### WORK TO COMPLETE:
Report the count of lines where the string "本期减少额" appears, and nothing else.

[Dataset excerpt]
— begin —

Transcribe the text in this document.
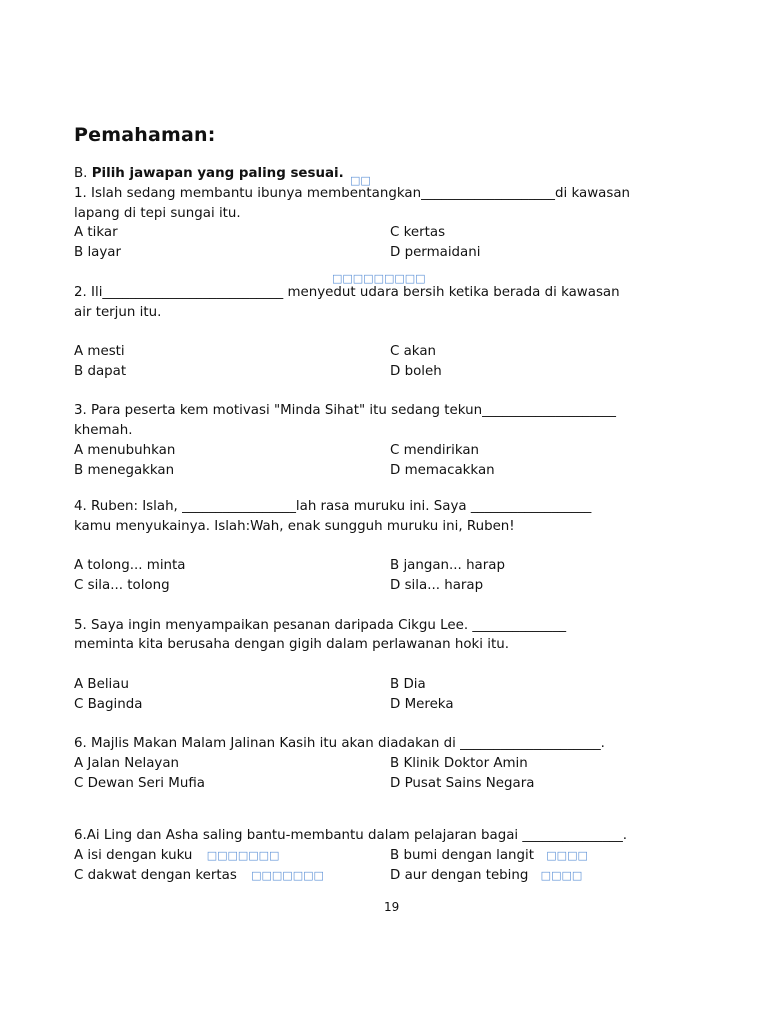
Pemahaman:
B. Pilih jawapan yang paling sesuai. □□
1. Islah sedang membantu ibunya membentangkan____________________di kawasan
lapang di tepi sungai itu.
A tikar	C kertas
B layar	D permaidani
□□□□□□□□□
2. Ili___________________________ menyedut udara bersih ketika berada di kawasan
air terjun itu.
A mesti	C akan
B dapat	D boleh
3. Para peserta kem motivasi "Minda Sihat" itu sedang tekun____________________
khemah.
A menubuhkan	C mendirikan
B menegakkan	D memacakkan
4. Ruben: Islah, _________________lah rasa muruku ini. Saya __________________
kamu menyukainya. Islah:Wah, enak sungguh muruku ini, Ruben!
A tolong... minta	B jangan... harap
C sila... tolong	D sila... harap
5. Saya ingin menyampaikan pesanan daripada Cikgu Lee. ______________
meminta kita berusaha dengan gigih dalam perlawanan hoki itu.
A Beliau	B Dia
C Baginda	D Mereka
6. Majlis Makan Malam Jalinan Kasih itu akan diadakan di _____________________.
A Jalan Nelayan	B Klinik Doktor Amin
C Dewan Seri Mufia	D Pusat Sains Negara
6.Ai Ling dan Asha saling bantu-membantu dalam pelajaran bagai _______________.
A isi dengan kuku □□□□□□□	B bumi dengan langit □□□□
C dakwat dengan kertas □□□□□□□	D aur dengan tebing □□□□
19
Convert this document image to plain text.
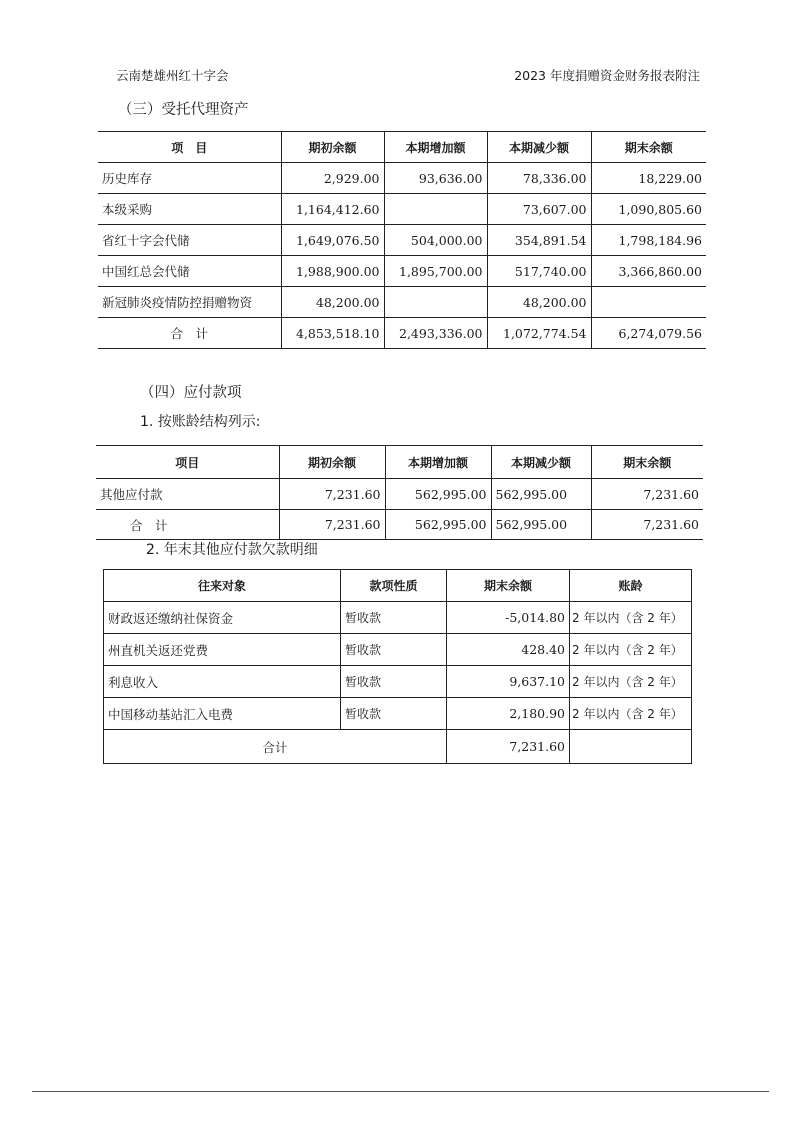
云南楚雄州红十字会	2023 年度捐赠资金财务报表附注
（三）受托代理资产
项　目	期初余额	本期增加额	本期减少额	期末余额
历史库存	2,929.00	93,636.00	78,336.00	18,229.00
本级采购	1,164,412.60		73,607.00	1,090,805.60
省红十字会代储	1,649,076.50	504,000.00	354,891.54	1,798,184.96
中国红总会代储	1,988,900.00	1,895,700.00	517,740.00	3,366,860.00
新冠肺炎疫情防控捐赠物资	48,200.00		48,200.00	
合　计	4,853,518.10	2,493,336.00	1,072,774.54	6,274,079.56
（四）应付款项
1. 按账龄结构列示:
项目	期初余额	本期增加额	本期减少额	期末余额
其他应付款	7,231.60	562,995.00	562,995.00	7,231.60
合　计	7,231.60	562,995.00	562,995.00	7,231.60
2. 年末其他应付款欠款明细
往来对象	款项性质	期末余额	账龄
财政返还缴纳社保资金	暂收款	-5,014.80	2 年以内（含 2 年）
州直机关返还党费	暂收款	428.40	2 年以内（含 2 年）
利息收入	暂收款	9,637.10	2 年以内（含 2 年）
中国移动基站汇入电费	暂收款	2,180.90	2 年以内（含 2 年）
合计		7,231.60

— end —
— begin —

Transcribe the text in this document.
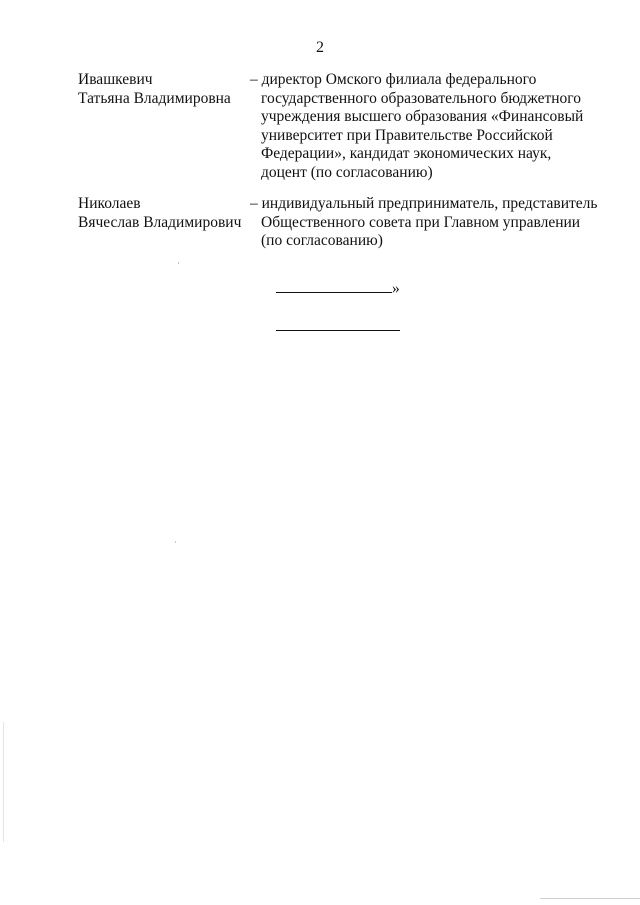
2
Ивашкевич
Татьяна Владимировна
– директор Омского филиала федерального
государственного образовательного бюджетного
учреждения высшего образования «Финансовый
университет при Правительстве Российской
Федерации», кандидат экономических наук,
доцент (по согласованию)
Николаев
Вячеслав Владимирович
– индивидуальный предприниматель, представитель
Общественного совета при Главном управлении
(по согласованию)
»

— end —
— begin —

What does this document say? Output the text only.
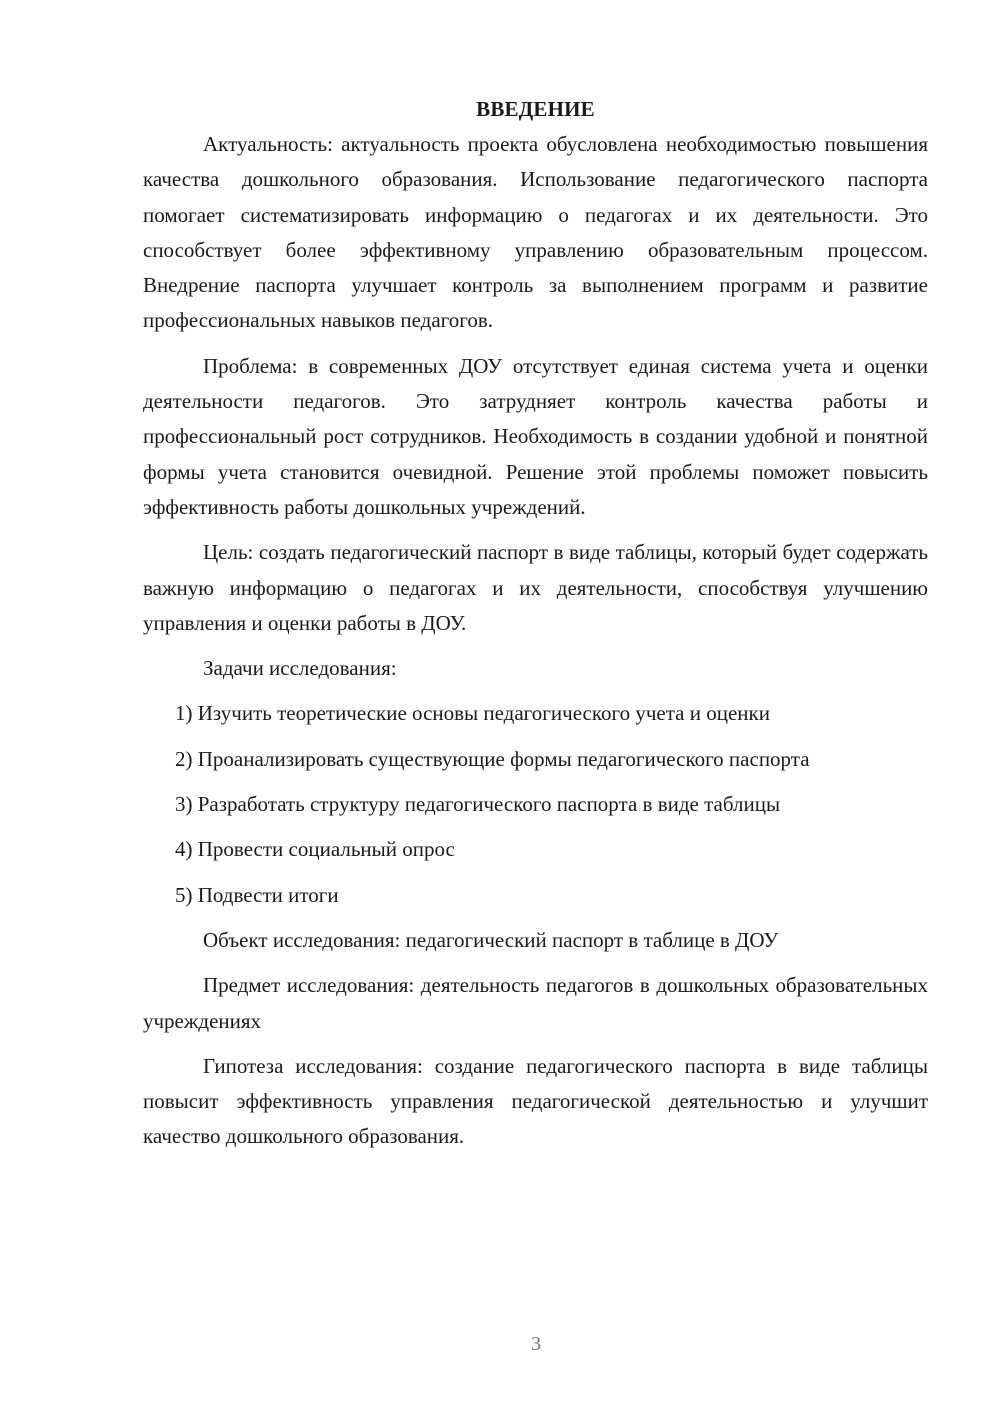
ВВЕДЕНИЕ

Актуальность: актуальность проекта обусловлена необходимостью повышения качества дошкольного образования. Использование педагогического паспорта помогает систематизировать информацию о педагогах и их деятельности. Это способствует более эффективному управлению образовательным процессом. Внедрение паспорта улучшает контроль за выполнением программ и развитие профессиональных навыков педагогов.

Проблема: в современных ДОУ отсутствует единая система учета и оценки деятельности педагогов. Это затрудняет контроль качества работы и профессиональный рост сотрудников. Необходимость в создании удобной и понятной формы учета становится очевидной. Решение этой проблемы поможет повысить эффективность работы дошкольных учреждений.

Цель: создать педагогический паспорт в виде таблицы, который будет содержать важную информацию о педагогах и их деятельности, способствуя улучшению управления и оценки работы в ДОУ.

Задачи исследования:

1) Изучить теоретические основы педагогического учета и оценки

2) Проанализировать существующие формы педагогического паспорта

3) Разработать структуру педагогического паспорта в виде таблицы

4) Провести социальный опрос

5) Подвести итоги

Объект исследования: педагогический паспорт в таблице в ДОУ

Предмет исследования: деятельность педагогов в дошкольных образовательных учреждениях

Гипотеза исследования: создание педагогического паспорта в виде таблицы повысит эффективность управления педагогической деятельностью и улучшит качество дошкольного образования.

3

— end —

### SOLVED EXERCISE:
2